§ EXERCISE REQUIREMENTS: Reproduce the material below with every "option-button" changed to "choice-button", leaving everything else the same.

§ DATA SUPPLIED:
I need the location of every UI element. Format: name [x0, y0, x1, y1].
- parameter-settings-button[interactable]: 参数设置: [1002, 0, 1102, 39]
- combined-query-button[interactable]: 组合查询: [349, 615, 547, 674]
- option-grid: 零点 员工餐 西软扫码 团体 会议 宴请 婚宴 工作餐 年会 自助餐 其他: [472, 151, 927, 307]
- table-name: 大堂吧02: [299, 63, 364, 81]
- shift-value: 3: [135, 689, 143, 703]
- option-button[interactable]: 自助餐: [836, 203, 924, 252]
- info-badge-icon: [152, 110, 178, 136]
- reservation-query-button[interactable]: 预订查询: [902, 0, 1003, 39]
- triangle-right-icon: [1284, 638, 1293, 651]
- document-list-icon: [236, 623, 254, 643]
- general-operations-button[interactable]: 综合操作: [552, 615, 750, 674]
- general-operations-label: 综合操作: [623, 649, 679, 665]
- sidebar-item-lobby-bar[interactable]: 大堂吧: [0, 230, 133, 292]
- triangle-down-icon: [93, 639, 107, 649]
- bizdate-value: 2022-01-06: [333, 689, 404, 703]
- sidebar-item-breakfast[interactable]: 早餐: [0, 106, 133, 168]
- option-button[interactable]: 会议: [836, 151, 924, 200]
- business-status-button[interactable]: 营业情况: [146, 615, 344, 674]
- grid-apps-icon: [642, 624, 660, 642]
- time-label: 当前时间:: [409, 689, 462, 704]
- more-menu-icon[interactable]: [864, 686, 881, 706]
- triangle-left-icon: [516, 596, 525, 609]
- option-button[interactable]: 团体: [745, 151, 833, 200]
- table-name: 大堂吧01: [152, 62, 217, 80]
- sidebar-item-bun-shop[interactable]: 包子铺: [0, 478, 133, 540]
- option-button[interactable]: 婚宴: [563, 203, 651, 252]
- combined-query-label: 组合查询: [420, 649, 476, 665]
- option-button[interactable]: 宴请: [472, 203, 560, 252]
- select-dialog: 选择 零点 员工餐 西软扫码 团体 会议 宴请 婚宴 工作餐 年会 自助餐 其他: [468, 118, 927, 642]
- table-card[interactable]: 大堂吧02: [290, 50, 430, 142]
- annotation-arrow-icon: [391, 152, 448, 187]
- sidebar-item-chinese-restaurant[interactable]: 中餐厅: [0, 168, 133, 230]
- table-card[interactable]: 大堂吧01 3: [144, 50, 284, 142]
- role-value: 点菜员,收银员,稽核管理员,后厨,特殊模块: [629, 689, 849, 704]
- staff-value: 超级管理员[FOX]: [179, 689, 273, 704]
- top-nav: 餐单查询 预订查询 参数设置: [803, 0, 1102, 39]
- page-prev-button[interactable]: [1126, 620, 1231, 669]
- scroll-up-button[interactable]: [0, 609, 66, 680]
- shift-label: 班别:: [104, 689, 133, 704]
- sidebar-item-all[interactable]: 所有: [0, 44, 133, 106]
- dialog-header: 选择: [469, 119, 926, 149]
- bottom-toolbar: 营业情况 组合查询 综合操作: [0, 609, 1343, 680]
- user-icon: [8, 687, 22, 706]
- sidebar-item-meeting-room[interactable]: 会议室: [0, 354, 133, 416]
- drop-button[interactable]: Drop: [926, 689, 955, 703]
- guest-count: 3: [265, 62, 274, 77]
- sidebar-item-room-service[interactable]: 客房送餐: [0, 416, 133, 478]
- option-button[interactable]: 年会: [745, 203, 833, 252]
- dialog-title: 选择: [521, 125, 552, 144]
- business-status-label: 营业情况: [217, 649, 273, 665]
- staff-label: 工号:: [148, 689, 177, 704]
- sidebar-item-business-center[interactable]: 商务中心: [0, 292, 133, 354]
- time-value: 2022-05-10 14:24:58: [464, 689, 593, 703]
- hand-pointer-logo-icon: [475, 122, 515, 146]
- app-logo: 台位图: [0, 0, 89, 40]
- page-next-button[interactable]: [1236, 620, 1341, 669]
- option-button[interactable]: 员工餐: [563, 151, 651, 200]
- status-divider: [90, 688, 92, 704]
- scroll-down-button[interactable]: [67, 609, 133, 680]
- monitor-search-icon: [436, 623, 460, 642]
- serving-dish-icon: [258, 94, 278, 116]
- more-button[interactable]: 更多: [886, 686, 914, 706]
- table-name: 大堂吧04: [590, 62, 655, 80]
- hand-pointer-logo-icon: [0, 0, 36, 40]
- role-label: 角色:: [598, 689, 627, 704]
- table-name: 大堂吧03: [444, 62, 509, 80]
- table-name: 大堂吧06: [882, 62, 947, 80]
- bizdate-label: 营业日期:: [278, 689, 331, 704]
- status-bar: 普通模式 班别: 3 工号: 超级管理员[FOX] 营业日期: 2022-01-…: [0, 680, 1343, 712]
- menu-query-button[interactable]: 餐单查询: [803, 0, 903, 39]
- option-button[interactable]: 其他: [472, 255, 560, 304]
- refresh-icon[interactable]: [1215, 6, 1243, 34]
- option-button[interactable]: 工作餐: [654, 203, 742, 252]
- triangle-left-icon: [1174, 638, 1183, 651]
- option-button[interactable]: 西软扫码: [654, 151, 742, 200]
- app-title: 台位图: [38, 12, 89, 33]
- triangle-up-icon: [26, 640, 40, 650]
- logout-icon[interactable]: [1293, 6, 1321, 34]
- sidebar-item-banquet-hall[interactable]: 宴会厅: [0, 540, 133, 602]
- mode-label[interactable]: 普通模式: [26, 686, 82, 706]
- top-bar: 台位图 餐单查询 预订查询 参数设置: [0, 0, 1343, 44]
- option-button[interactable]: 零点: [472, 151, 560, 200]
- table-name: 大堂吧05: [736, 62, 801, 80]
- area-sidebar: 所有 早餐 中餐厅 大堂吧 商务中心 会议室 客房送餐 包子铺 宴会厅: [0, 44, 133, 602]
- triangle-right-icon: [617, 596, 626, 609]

§ TASK OUTPUT:
I need the location of every UI element. Format: name [x0, y0, x1, y1].
- parameter-settings-button[interactable]: 参数设置: [1002, 0, 1102, 39]
- combined-query-button[interactable]: 组合查询: [349, 615, 547, 674]
- option-grid: 零点 员工餐 西软扫码 团体 会议 宴请 婚宴 工作餐 年会 自助餐 其他: [472, 151, 927, 307]
- table-name: 大堂吧02: [299, 63, 364, 81]
- shift-value: 3: [135, 689, 143, 703]
- choice-button[interactable]: 自助餐: [836, 203, 924, 252]
- info-badge-icon: [152, 110, 178, 136]
- reservation-query-button[interactable]: 预订查询: [902, 0, 1003, 39]
- triangle-right-icon: [1284, 638, 1293, 651]
- document-list-icon: [236, 623, 254, 643]
- general-operations-button[interactable]: 综合操作: [552, 615, 750, 674]
- general-operations-label: 综合操作: [623, 649, 679, 665]
- sidebar-item-lobby-bar[interactable]: 大堂吧: [0, 230, 133, 292]
- triangle-down-icon: [93, 639, 107, 649]
- bizdate-value: 2022-01-06: [333, 689, 404, 703]
- sidebar-item-breakfast[interactable]: 早餐: [0, 106, 133, 168]
- choice-button[interactable]: 会议: [836, 151, 924, 200]
- business-status-button[interactable]: 营业情况: [146, 615, 344, 674]
- grid-apps-icon: [642, 624, 660, 642]
- time-label: 当前时间:: [409, 689, 462, 704]
- more-menu-icon[interactable]: [864, 686, 881, 706]
- triangle-left-icon: [516, 596, 525, 609]
- choice-button[interactable]: 团体: [745, 151, 833, 200]
- table-name: 大堂吧01: [152, 62, 217, 80]
- sidebar-item-bun-shop[interactable]: 包子铺: [0, 478, 133, 540]
- choice-button[interactable]: 婚宴: [563, 203, 651, 252]
- combined-query-label: 组合查询: [420, 649, 476, 665]
- choice-button[interactable]: 宴请: [472, 203, 560, 252]
- select-dialog: 选择 零点 员工餐 西软扫码 团体 会议 宴请 婚宴 工作餐 年会 自助餐 其他: [468, 118, 927, 642]
- table-card[interactable]: 大堂吧02: [290, 50, 430, 142]
- annotation-arrow-icon: [391, 152, 448, 187]
- sidebar-item-chinese-restaurant[interactable]: 中餐厅: [0, 168, 133, 230]
- table-card[interactable]: 大堂吧01 3: [144, 50, 284, 142]
- role-value: 点菜员,收银员,稽核管理员,后厨,特殊模块: [629, 689, 849, 704]
- staff-value: 超级管理员[FOX]: [179, 689, 273, 704]
- top-nav: 餐单查询 预订查询 参数设置: [803, 0, 1102, 39]
- page-prev-button[interactable]: [1126, 620, 1231, 669]
- scroll-up-button[interactable]: [0, 609, 66, 680]
- shift-label: 班别:: [104, 689, 133, 704]
- sidebar-item-all[interactable]: 所有: [0, 44, 133, 106]
- dialog-header: 选择: [469, 119, 926, 149]
- bottom-toolbar: 营业情况 组合查询 综合操作: [0, 609, 1343, 680]
- user-icon: [8, 687, 22, 706]
- sidebar-item-meeting-room[interactable]: 会议室: [0, 354, 133, 416]
- drop-button[interactable]: Drop: [926, 689, 955, 703]
- guest-count: 3: [265, 62, 274, 77]
- sidebar-item-room-service[interactable]: 客房送餐: [0, 416, 133, 478]
- choice-button[interactable]: 年会: [745, 203, 833, 252]
- dialog-title: 选择: [521, 125, 552, 144]
- business-status-label: 营业情况: [217, 649, 273, 665]
- staff-label: 工号:: [148, 689, 177, 704]
- sidebar-item-business-center[interactable]: 商务中心: [0, 292, 133, 354]
- time-value: 2022-05-10 14:24:58: [464, 689, 593, 703]
- hand-pointer-logo-icon: [475, 122, 515, 146]
- app-logo: 台位图: [0, 0, 89, 40]
- page-next-button[interactable]: [1236, 620, 1341, 669]
- choice-button[interactable]: 员工餐: [563, 151, 651, 200]
- status-divider: [90, 688, 92, 704]
- scroll-down-button[interactable]: [67, 609, 133, 680]
- monitor-search-icon: [436, 623, 460, 642]
- serving-dish-icon: [258, 94, 278, 116]
- more-button[interactable]: 更多: [886, 686, 914, 706]
- table-name: 大堂吧04: [590, 62, 655, 80]
- hand-pointer-logo-icon: [0, 0, 36, 40]
- role-label: 角色:: [598, 689, 627, 704]
- table-name: 大堂吧03: [444, 62, 509, 80]
- table-name: 大堂吧06: [882, 62, 947, 80]
- bizdate-label: 营业日期:: [278, 689, 331, 704]
- status-bar: 普通模式 班别: 3 工号: 超级管理员[FOX] 营业日期: 2022-01-…: [0, 680, 1343, 712]
- menu-query-button[interactable]: 餐单查询: [803, 0, 903, 39]
- choice-button[interactable]: 其他: [472, 255, 560, 304]
- refresh-icon[interactable]: [1215, 6, 1243, 34]
- choice-button[interactable]: 工作餐: [654, 203, 742, 252]
- triangle-left-icon: [1174, 638, 1183, 651]
- choice-button[interactable]: 西软扫码: [654, 151, 742, 200]
- app-title: 台位图: [38, 12, 89, 33]
- triangle-up-icon: [26, 640, 40, 650]
- logout-icon[interactable]: [1293, 6, 1321, 34]
- sidebar-item-banquet-hall[interactable]: 宴会厅: [0, 540, 133, 602]
- mode-label[interactable]: 普通模式: [26, 686, 82, 706]
- top-bar: 台位图 餐单查询 预订查询 参数设置: [0, 0, 1343, 44]
- choice-button[interactable]: 零点: [472, 151, 560, 200]
- table-name: 大堂吧05: [736, 62, 801, 80]
- area-sidebar: 所有 早餐 中餐厅 大堂吧 商务中心 会议室 客房送餐 包子铺 宴会厅: [0, 44, 133, 602]
- triangle-right-icon: [617, 596, 626, 609]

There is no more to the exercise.